With Jefferson Beauregard Sessions demanding the return of mandatory minimums and harsher criminal penalties, I see a return of Dynasty also coming to Television, so welcome back 80's! It explains Trump as that was his heyday.
But with this will of course mean the revolving door to Courts will be in full swing as well. Not that they have stopped but the reality is that indigent defense is already bursting at the seams and Public Defenders across the country are beginning for resources in which to adequately defend their clients.
The reality is that while we act tough on crime we forget the end result, overstuffed prisons, costly burdens to communities due to legal costs, abusive Prosecutors and Judges and many falsely and unjustly accused.
In other words more of the same only we are doubling down on a failed program. But I think that is the entire point of the Trump Administration, to fail dramatically in order to have some type of bizarre anarchy.
Entering the Criminal Justice System on Their Own
Every year, thousands waive their right to an attorney and represent themselves in court
May 11, 2017 5 AM
On a Monday morning, Courtroom 1A, tucked in the corner of the first floor of the Justice A.A. Birch Building downtown, is like the DMV but with higher stakes.

______

> **Prompt a**
In the records, lay out as a JSON list of strings the part that opens with the line containing "legend-hhi-marker-icon bbox=[2307, 256, 2319, 268]" and closes with the line containing "x-tick-label: 2023 bbox=[1475, 1255, 1563, 1299]", one string per line with blank lines omitted.

[Items listed in a dataset]
______

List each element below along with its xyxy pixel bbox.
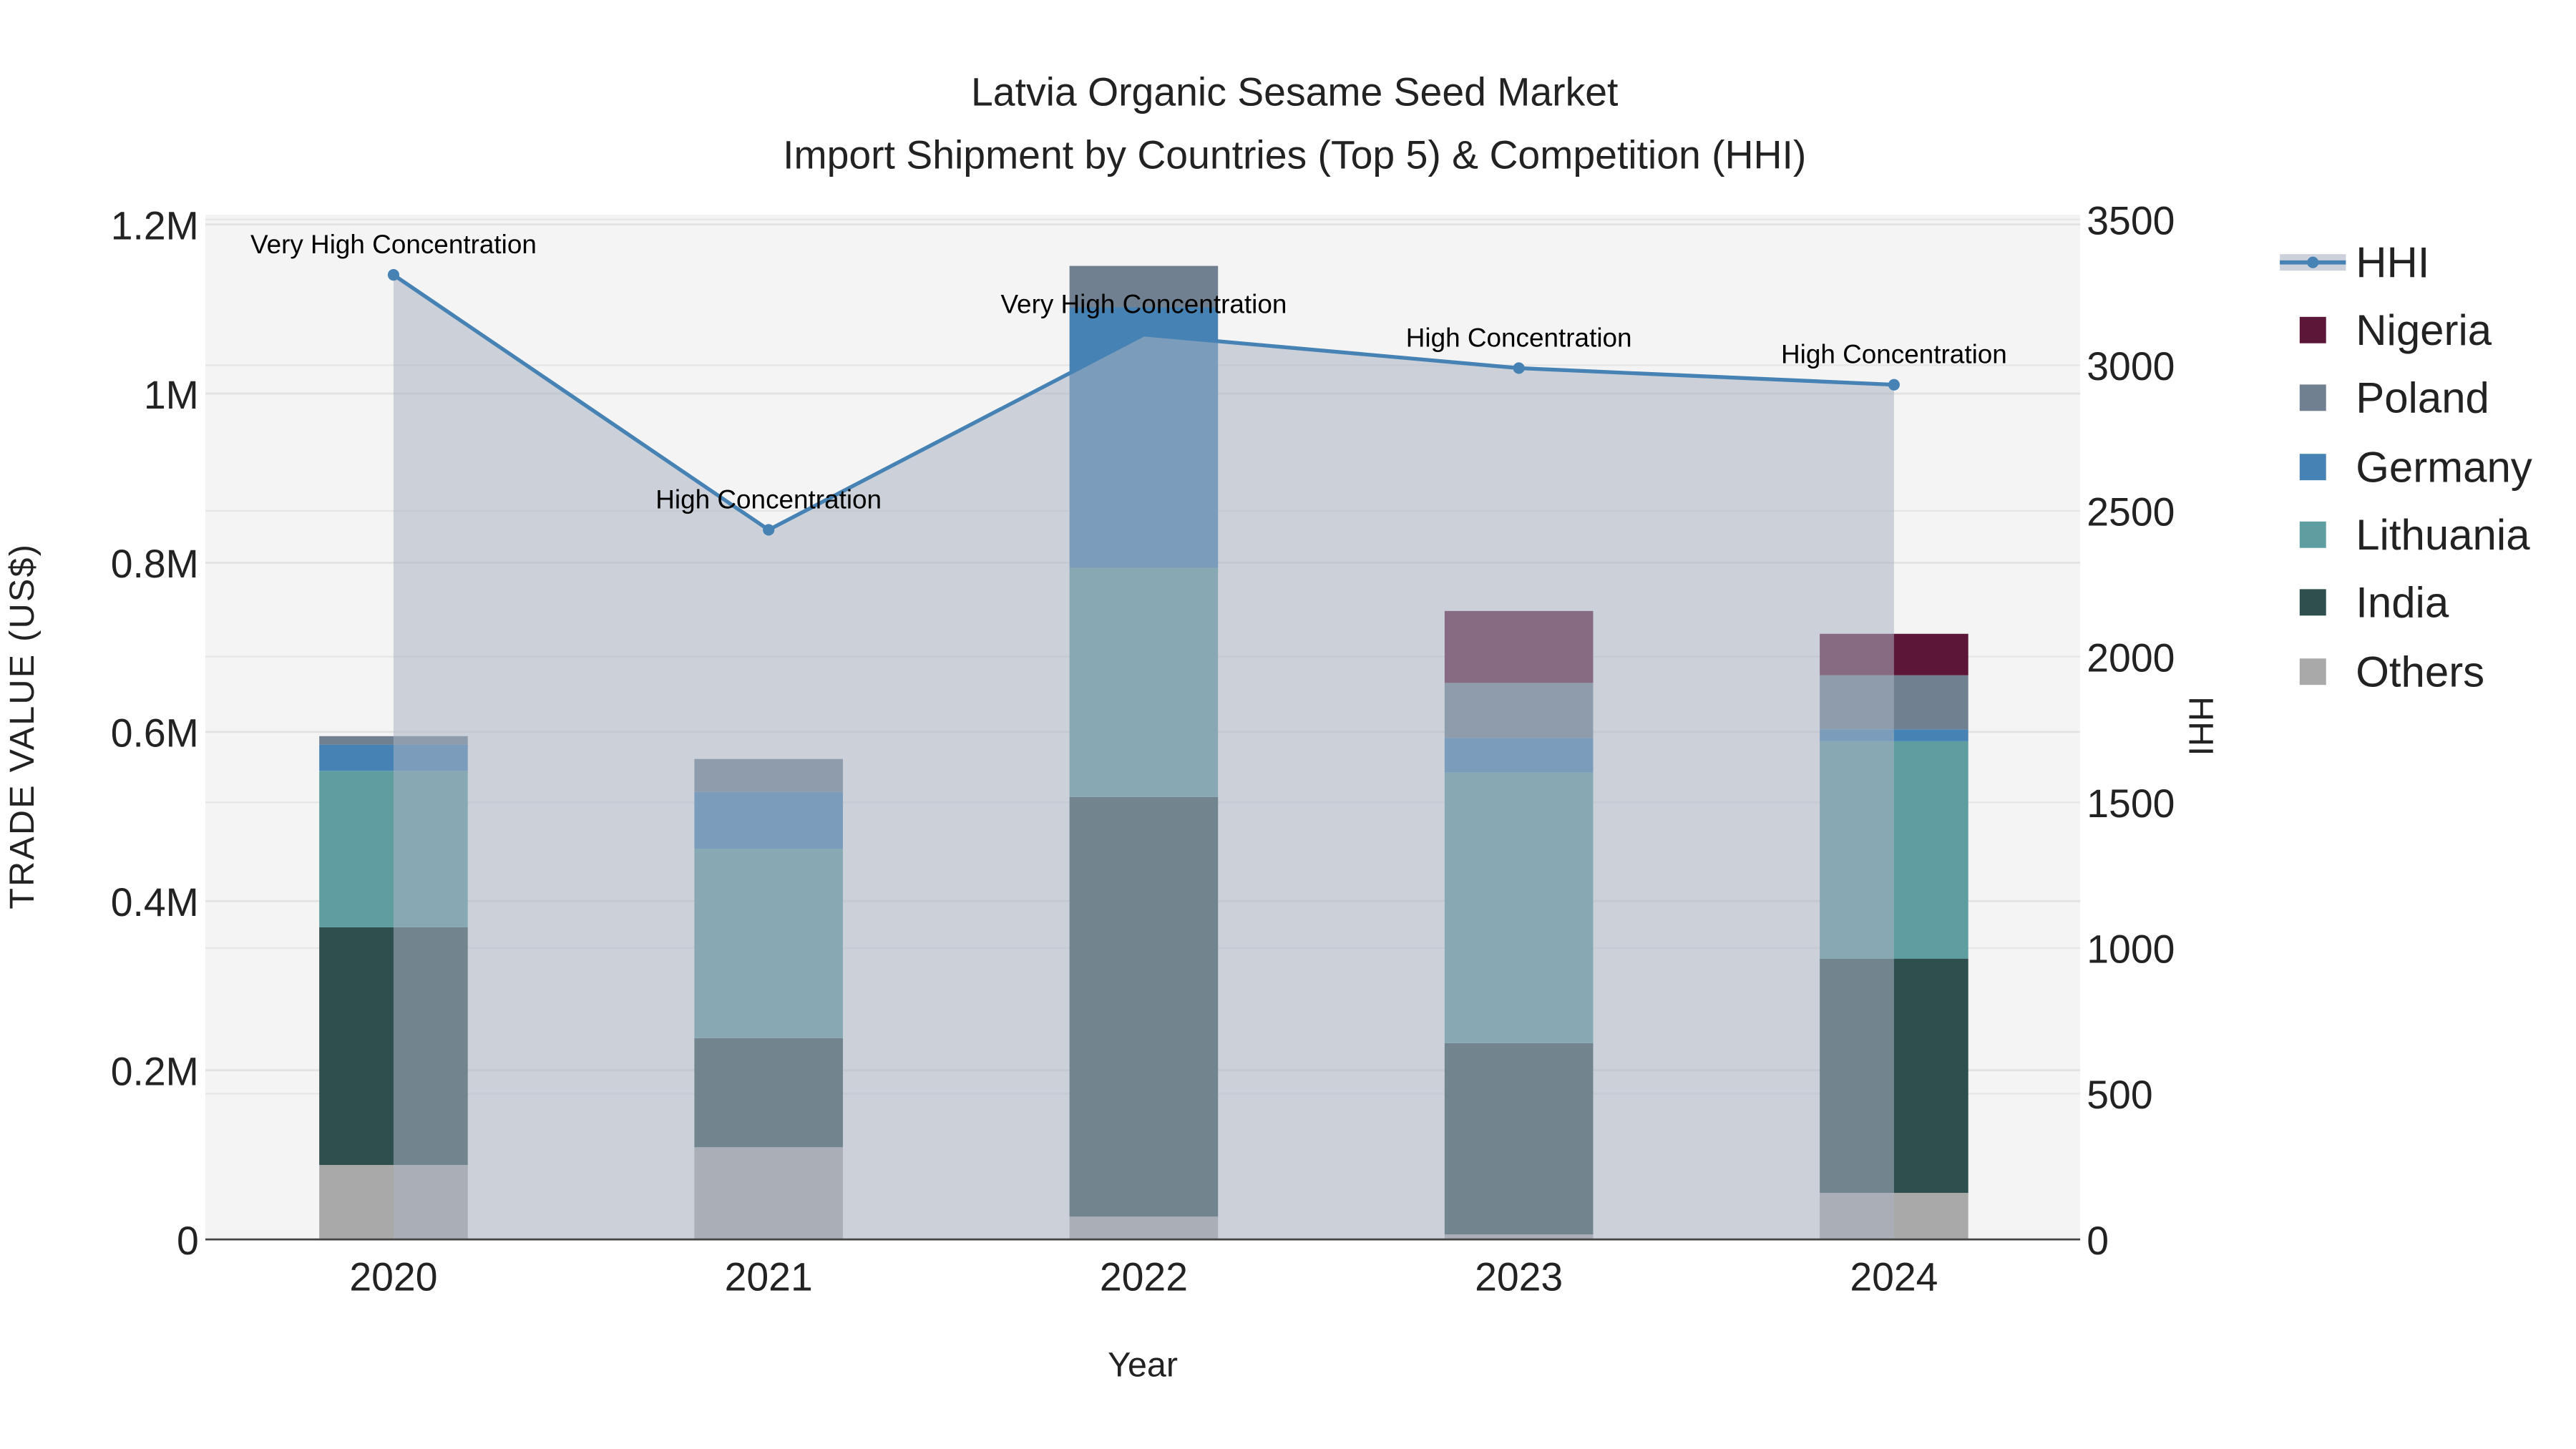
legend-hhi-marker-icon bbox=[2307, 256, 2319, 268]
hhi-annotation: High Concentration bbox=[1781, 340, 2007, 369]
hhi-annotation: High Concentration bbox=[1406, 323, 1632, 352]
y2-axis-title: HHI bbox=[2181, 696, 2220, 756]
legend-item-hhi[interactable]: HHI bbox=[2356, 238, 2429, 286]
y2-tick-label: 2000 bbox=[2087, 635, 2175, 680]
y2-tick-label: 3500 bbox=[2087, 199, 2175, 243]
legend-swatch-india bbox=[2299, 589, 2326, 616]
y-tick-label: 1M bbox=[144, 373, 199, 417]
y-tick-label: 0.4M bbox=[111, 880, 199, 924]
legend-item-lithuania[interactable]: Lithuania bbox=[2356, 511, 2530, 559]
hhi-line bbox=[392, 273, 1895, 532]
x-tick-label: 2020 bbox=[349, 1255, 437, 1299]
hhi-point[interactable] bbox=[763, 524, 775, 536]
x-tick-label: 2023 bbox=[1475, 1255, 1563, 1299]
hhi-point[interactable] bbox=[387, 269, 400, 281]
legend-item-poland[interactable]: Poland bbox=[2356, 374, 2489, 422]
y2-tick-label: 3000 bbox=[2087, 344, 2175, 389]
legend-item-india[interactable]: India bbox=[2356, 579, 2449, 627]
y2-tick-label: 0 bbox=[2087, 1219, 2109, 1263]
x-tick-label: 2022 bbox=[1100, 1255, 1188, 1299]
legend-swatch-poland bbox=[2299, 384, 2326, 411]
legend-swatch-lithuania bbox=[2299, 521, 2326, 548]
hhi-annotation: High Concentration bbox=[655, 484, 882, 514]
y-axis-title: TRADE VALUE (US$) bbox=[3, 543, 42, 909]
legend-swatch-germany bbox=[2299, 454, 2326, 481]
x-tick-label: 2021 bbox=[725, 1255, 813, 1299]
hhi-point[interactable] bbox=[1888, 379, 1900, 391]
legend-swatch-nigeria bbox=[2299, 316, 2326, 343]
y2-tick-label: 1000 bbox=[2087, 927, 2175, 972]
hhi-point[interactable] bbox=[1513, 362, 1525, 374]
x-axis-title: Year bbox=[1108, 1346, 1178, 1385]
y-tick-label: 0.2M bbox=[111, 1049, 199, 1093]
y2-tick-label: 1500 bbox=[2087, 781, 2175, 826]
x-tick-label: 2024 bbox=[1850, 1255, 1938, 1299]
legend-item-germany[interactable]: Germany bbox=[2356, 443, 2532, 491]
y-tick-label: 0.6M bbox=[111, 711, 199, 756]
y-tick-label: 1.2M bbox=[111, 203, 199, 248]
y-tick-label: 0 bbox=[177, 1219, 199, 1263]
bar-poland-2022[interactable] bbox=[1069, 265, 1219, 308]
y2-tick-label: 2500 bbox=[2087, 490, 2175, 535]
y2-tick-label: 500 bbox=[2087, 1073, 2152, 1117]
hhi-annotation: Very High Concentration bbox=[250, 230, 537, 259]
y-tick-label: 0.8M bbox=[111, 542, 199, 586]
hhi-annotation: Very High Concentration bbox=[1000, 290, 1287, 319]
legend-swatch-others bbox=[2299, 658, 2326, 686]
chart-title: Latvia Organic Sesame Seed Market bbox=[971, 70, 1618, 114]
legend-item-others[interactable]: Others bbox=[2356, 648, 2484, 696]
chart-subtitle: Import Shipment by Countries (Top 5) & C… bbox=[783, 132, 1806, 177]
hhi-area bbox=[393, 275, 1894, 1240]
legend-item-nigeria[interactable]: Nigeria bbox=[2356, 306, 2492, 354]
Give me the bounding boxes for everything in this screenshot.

______

> **Prompt b**
Translate this sentence from the criminal justice text into Spanish: "On a Monday morning, Courtroom 1A, tucked in the corner of the first floor of the Justice A.A. Birch Building downtown, is like the DMV but with higher stakes."

> **Written answer a**
[
  "legend-hhi-marker-icon bbox=[2307, 256, 2319, 268]",
  "hhi-annotation: High Concentration bbox=[1781, 340, 2007, 369]",
  "hhi-annotation: High Concentration bbox=[1406, 323, 1632, 352]",
  "y2-axis-title: HHI bbox=[2181, 696, 2220, 756]",
  "legend-item-hhi[interactable]: HHI bbox=[2356, 238, 2429, 286]",
  "y2-tick-label: 2000 bbox=[2087, 635, 2175, 680]",
  "y2-tick-label: 3500 bbox=[2087, 199, 2175, 243]",
  "legend-swatch-india bbox=[2299, 589, 2326, 616]",
  "y-tick-label: 1M bbox=[144, 373, 199, 417]",
  "y-tick-label: 0.4M bbox=[111, 880, 199, 924]",
  "legend-item-lithuania[interactable]: Lithuania bbox=[2356, 511, 2530, 559]",
  "hhi-line bbox=[392, 273, 1895, 532]",
  "x-tick-label: 2020 bbox=[349, 1255, 437, 1299]",
  "hhi-point[interactable] bbox=[763, 524, 775, 536]",
  "x-tick-label: 2023 bbox=[1475, 1255, 1563, 1299]"
]

> **Written answer b**
Un lunes por la mañana, la Sala 1A, escondida en una esquina del primer piso del edificio Justice A.A. Birch en el centro de la ciudad, es como el DMV pero con mucho más en juego.